**STATED PROBLEM:**
Every entry below should be printed exactly, without its images.
* start *
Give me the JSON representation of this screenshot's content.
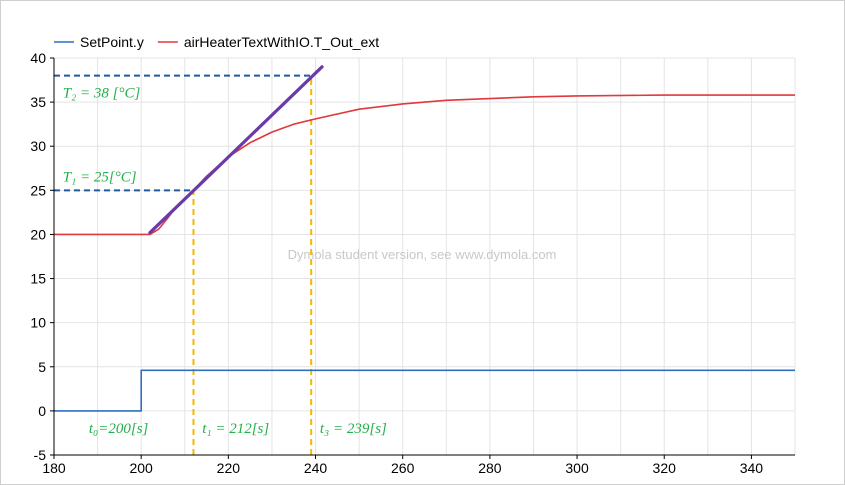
{
  "chart_data": {
    "type": "line",
    "x_range": [
      180,
      350
    ],
    "y_range": [
      -5,
      40
    ],
    "x_ticks": [
      180,
      200,
      220,
      240,
      260,
      280,
      300,
      320,
      340
    ],
    "y_ticks": [
      -5,
      0,
      5,
      10,
      15,
      20,
      25,
      30,
      35,
      40
    ],
    "grid": true,
    "legend_position": "top-left",
    "series": [
      {
        "name": "SetPoint.y",
        "color": "#2f6fc1",
        "x": [
          180,
          200,
          200,
          350
        ],
        "y": [
          0,
          0,
          4.6,
          4.6
        ]
      },
      {
        "name": "airHeaterTextWithIO.T_Out_ext",
        "color": "#e0383c",
        "x": [
          180,
          202,
          204,
          206,
          208,
          210,
          212,
          215,
          220,
          225,
          230,
          235,
          240,
          250,
          260,
          270,
          280,
          290,
          300,
          320,
          340,
          350
        ],
        "y": [
          20.0,
          20.0,
          20.6,
          21.8,
          23.1,
          24.1,
          25.0,
          26.6,
          28.8,
          30.4,
          31.6,
          32.5,
          33.1,
          34.2,
          34.8,
          35.2,
          35.4,
          35.6,
          35.7,
          35.8,
          35.8,
          35.8
        ]
      }
    ],
    "annotations": {
      "tangent_line": {
        "color": "#6a3aa8",
        "x": [
          202,
          241.5
        ],
        "y": [
          20.2,
          39.0
        ]
      },
      "horizontal_dashed": [
        {
          "y": 38,
          "x_from": 180,
          "x_to": 239,
          "color": "#1f5aa0"
        },
        {
          "y": 25,
          "x_from": 180,
          "x_to": 212,
          "color": "#1f5aa0"
        }
      ],
      "vertical_dashed": [
        {
          "x": 212,
          "y_from": -5,
          "y_to": 25,
          "color": "#f5b800"
        },
        {
          "x": 239,
          "y_from": -5,
          "y_to": 38,
          "color": "#f5b800"
        }
      ],
      "labels": [
        {
          "text": "T₂ = 38 [°C]",
          "x": 182,
          "y": 35.5
        },
        {
          "text": "T₁ = 25[°C]",
          "x": 182,
          "y": 26.0
        },
        {
          "text": "t₀=200[s]",
          "x": 188,
          "y": -2.5
        },
        {
          "text": "t₁ = 212[s]",
          "x": 214,
          "y": -2.5
        },
        {
          "text": "t₃ = 239[s]",
          "x": 241,
          "y": -2.5
        }
      ]
    },
    "watermark": "Dymola student version, see www.dymola.com"
  }
}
* end *
**EXERCISE SOLUTION:**
Give me the JSON representation of this screenshot's content.
{
  "chart_data": {
    "type": "line",
    "x_range": [
      180,
      350
    ],
    "y_range": [
      -5,
      40
    ],
    "x_ticks": [
      180,
      200,
      220,
      240,
      260,
      280,
      300,
      320,
      340
    ],
    "y_ticks": [
      -5,
      0,
      5,
      10,
      15,
      20,
      25,
      30,
      35,
      40
    ],
    "grid": true,
    "legend_position": "top-left",
    "series": [
      {
        "name": "SetPoint.y",
        "color": "#2f6fc1",
        "x": [
          180,
          200,
          200,
          350
        ],
        "y": [
          0,
          0,
          4.6,
          4.6
        ]
      },
      {
        "name": "airHeaterTextWithIO.T_Out_ext",
        "color": "#e0383c",
        "x": [
          180,
          202,
          204,
          206,
          208,
          210,
          212,
          215,
          220,
          225,
          230,
          235,
          240,
          250,
          260,
          270,
          280,
          290,
          300,
          320,
          340,
          350
        ],
        "y": [
          20.0,
          20.0,
          20.6,
          21.8,
          23.1,
          24.1,
          25.0,
          26.6,
          28.8,
          30.4,
          31.6,
          32.5,
          33.1,
          34.2,
          34.8,
          35.2,
          35.4,
          35.6,
          35.7,
          35.8,
          35.8,
          35.8
        ]
      }
    ],
    "annotations": {
      "tangent_line": {
        "color": "#6a3aa8",
        "x": [
          202,
          241.5
        ],
        "y": [
          20.2,
          39.0
        ]
      },
      "horizontal_dashed": [
        {
          "y": 38,
          "x_from": 180,
          "x_to": 239,
          "color": "#1f5aa0"
        },
        {
          "y": 25,
          "x_from": 180,
          "x_to": 212,
          "color": "#1f5aa0"
        }
      ],
      "vertical_dashed": [
        {
          "x": 212,
          "y_from": -5,
          "y_to": 25,
          "color": "#f5b800"
        },
        {
          "x": 239,
          "y_from": -5,
          "y_to": 38,
          "color": "#f5b800"
        }
      ],
      "labels": [
        {
          "text": "T₂ = 38 [°C]",
          "x": 182,
          "y": 35.5
        },
        {
          "text": "T₁ = 25[°C]",
          "x": 182,
          "y": 26.0
        },
        {
          "text": "t₀=200[s]",
          "x": 188,
          "y": -2.5
        },
        {
          "text": "t₁ = 212[s]",
          "x": 214,
          "y": -2.5
        },
        {
          "text": "t₃ = 239[s]",
          "x": 241,
          "y": -2.5
        }
      ]
    },
    "watermark": "Dymola student version, see www.dymola.com"
  }
}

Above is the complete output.